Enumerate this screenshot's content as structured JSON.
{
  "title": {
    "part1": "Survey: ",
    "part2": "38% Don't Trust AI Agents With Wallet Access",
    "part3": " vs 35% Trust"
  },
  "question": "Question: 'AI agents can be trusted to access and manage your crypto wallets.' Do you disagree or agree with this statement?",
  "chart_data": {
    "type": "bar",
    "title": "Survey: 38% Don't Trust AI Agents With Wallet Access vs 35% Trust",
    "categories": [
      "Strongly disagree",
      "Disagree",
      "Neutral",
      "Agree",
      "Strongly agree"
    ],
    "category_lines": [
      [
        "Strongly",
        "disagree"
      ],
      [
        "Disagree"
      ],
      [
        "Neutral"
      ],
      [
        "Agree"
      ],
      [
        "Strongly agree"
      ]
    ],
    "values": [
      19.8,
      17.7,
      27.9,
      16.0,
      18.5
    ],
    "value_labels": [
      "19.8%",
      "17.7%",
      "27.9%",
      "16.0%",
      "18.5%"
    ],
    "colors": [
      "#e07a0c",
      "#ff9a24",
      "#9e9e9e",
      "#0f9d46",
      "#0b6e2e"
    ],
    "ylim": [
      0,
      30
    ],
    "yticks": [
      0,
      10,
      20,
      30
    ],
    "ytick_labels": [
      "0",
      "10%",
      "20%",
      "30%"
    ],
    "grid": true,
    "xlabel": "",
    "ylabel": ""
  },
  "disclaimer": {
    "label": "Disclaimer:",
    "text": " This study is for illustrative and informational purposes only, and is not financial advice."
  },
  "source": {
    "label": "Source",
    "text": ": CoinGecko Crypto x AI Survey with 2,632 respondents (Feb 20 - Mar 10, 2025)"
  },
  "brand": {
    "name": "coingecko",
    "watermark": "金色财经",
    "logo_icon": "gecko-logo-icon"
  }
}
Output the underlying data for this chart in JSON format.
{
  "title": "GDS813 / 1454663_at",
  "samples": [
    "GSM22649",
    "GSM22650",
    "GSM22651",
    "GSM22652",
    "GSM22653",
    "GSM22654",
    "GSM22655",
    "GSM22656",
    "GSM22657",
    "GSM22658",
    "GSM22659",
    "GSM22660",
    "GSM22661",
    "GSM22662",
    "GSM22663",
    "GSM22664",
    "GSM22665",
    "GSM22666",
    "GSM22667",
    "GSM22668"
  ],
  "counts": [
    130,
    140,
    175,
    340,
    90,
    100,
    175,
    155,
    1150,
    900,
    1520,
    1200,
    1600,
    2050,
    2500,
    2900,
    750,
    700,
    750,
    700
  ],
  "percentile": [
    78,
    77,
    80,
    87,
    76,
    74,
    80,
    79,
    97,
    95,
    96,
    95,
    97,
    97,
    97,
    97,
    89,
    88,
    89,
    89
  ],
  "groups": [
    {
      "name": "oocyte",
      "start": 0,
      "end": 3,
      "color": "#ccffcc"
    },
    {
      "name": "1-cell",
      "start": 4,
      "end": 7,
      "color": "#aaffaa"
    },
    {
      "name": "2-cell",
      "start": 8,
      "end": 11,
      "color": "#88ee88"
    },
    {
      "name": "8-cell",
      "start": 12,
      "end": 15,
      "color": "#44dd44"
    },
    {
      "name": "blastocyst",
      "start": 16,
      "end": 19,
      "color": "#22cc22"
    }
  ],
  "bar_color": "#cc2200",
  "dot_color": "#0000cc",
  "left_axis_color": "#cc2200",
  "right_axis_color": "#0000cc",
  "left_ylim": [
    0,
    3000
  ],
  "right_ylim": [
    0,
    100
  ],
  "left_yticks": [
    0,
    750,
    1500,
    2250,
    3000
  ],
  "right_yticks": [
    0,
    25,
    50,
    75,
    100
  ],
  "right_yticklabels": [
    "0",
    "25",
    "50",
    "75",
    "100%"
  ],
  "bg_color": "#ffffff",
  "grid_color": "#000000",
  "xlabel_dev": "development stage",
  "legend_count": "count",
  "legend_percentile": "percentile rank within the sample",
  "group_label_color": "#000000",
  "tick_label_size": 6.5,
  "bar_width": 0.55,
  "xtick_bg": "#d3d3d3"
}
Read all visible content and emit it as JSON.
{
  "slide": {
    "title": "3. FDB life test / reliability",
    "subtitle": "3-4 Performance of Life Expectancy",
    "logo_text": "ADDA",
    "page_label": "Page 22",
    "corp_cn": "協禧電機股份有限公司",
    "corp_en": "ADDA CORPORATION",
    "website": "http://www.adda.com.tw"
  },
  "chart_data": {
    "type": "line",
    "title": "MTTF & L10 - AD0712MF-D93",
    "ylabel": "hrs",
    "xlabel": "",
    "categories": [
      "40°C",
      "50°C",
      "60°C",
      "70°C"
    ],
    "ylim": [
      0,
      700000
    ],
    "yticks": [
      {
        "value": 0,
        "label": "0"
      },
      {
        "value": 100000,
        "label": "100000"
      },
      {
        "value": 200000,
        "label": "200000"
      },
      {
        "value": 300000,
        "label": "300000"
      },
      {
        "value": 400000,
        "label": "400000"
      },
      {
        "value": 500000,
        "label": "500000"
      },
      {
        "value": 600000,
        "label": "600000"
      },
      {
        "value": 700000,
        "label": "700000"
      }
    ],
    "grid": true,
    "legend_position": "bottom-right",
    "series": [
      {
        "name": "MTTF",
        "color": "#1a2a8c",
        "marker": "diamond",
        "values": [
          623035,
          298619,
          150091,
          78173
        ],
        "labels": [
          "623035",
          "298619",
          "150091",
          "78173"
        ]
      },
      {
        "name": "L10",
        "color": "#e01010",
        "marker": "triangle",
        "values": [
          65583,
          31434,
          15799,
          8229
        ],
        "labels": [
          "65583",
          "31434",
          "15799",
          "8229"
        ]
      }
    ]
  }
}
::::
WORK TO COMPLETE
Each record must be returned exactly as it is written.

WRITTEN REPLY
Enumerate this screenshot's content as structured JSON.
{
  "title": {
    "part1": "Survey: ",
    "part2": "38% Don't Trust AI Agents With Wallet Access",
    "part3": " vs 35% Trust"
  },
  "question": "Question: 'AI agents can be trusted to access and manage your crypto wallets.' Do you disagree or agree with this statement?",
  "chart_data": {
    "type": "bar",
    "title": "Survey: 38% Don't Trust AI Agents With Wallet Access vs 35% Trust",
    "categories": [
      "Strongly disagree",
      "Disagree",
      "Neutral",
      "Agree",
      "Strongly agree"
    ],
    "category_lines": [
      [
        "Strongly",
        "disagree"
      ],
      [
        "Disagree"
      ],
      [
        "Neutral"
      ],
      [
        "Agree"
      ],
      [
        "Strongly agree"
      ]
    ],
    "values": [
      19.8,
      17.7,
      27.9,
      16.0,
      18.5
    ],
    "value_labels": [
      "19.8%",
      "17.7%",
      "27.9%",
      "16.0%",
      "18.5%"
    ],
    "colors": [
      "#e07a0c",
      "#ff9a24",
      "#9e9e9e",
      "#0f9d46",
      "#0b6e2e"
    ],
    "ylim": [
      0,
      30
    ],
    "yticks": [
      0,
      10,
      20,
      30
    ],
    "ytick_labels": [
      "0",
      "10%",
      "20%",
      "30%"
    ],
    "grid": true,
    "xlabel": "",
    "ylabel": ""
  },
  "disclaimer": {
    "label": "Disclaimer:",
    "text": " This study is for illustrative and informational purposes only, and is not financial advice."
  },
  "source": {
    "label": "Source",
    "text": ": CoinGecko Crypto x AI Survey with 2,632 respondents (Feb 20 - Mar 10, 2025)"
  },
  "brand": {
    "name": "coingecko",
    "watermark": "金色财经",
    "logo_icon": "gecko-logo-icon"
  }
}
Output the underlying data for this chart in JSON format.
{
  "title": "GDS813 / 1454663_at",
  "samples": [
    "GSM22649",
    "GSM22650",
    "GSM22651",
    "GSM22652",
    "GSM22653",
    "GSM22654",
    "GSM22655",
    "GSM22656",
    "GSM22657",
    "GSM22658",
    "GSM22659",
    "GSM22660",
    "GSM22661",
    "GSM22662",
    "GSM22663",
    "GSM22664",
    "GSM22665",
    "GSM22666",
    "GSM22667",
    "GSM22668"
  ],
  "counts": [
    130,
    140,
    175,
    340,
    90,
    100,
    175,
    155,
    1150,
    900,
    1520,
    1200,
    1600,
    2050,
    2500,
    2900,
    750,
    700,
    750,
    700
  ],
  "percentile": [
    78,
    77,
    80,
    87,
    76,
    74,
    80,
    79,
    97,
    95,
    96,
    95,
    97,
    97,
    97,
    97,
    89,
    88,
    89,
    89
  ],
  "groups": [
    {
      "name": "oocyte",
      "start": 0,
      "end": 3,
      "color": "#ccffcc"
    },
    {
      "name": "1-cell",
      "start": 4,
      "end": 7,
      "color": "#aaffaa"
    },
    {
      "name": "2-cell",
      "start": 8,
      "end": 11,
      "color": "#88ee88"
    },
    {
      "name": "8-cell",
      "start": 12,
      "end": 15,
      "color": "#44dd44"
    },
    {
      "name": "blastocyst",
      "start": 16,
      "end": 19,
      "color": "#22cc22"
    }
  ],
  "bar_color": "#cc2200",
  "dot_color": "#0000cc",
  "left_axis_color": "#cc2200",
  "right_axis_color": "#0000cc",
  "left_ylim": [
    0,
    3000
  ],
  "right_ylim": [
    0,
    100
  ],
  "left_yticks": [
    0,
    750,
    1500,
    2250,
    3000
  ],
  "right_yticks": [
    0,
    25,
    50,
    75,
    100
  ],
  "right_yticklabels": [
    "0",
    "25",
    "50",
    "75",
    "100%"
  ],
  "bg_color": "#ffffff",
  "grid_color": "#000000",
  "xlabel_dev": "development stage",
  "legend_count": "count",
  "legend_percentile": "percentile rank within the sample",
  "group_label_color": "#000000",
  "tick_label_size": 6.5,
  "bar_width": 0.55,
  "xtick_bg": "#d3d3d3"
}
Read all visible content and emit it as JSON.
{
  "slide": {
    "title": "3. FDB life test / reliability",
    "subtitle": "3-4 Performance of Life Expectancy",
    "logo_text": "ADDA",
    "page_label": "Page 22",
    "corp_cn": "協禧電機股份有限公司",
    "corp_en": "ADDA CORPORATION",
    "website": "http://www.adda.com.tw"
  },
  "chart_data": {
    "type": "line",
    "title": "MTTF & L10 - AD0712MF-D93",
    "ylabel": "hrs",
    "xlabel": "",
    "categories": [
      "40°C",
      "50°C",
      "60°C",
      "70°C"
    ],
    "ylim": [
      0,
      700000
    ],
    "yticks": [
      {
        "value": 0,
        "label": "0"
      },
      {
        "value": 100000,
        "label": "100000"
      },
      {
        "value": 200000,
        "label": "200000"
      },
      {
        "value": 300000,
        "label": "300000"
      },
      {
        "value": 400000,
        "label": "400000"
      },
      {
        "value": 500000,
        "label": "500000"
      },
      {
        "value": 600000,
        "label": "600000"
      },
      {
        "value": 700000,
        "label": "700000"
      }
    ],
    "grid": true,
    "legend_position": "bottom-right",
    "series": [
      {
        "name": "MTTF",
        "color": "#1a2a8c",
        "marker": "diamond",
        "values": [
          623035,
          298619,
          150091,
          78173
        ],
        "labels": [
          "623035",
          "298619",
          "150091",
          "78173"
        ]
      },
      {
        "name": "L10",
        "color": "#e01010",
        "marker": "triangle",
        "values": [
          65583,
          31434,
          15799,
          8229
        ],
        "labels": [
          "65583",
          "31434",
          "15799",
          "8229"
        ]
      }
    ]
  }
}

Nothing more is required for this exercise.